## WHAT NEEDS TO BE DONE
Search the data below for "过中不至"; list each line that holds it.

--- BEGIN INPUT DATA ---

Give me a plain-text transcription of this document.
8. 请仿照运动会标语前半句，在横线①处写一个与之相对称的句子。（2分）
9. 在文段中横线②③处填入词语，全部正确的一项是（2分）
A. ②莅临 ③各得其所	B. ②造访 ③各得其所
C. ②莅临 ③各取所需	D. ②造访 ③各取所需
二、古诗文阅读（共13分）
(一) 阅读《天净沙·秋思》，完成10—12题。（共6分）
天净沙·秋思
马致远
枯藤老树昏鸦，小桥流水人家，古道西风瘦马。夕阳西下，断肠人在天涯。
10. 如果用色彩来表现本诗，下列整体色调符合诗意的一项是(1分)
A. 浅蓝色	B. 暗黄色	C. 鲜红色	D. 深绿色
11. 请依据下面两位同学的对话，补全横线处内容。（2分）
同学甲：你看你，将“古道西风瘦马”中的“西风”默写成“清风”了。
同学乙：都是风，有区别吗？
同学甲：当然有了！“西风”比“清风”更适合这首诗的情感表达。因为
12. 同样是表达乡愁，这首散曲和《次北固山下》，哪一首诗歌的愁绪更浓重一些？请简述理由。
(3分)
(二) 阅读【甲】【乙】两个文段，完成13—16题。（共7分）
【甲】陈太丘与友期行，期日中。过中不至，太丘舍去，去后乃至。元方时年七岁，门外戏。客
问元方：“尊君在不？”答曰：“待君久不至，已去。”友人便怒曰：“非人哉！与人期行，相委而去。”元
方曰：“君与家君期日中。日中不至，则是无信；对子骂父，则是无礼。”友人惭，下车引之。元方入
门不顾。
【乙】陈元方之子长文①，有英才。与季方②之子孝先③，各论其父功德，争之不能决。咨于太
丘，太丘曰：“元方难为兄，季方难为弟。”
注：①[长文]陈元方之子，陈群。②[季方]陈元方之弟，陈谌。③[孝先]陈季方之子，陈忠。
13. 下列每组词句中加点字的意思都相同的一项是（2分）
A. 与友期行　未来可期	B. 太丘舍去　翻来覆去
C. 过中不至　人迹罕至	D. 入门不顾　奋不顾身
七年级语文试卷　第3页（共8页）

--- END INPUT DATA ---

## TASK OUTPUT
【甲】陈太丘与友期行，期日中。过中不至，太丘舍去，去后乃至。元方时年七岁，门外戏。客
C. 过中不至　人迹罕至	D. 入门不顾　奋不顾身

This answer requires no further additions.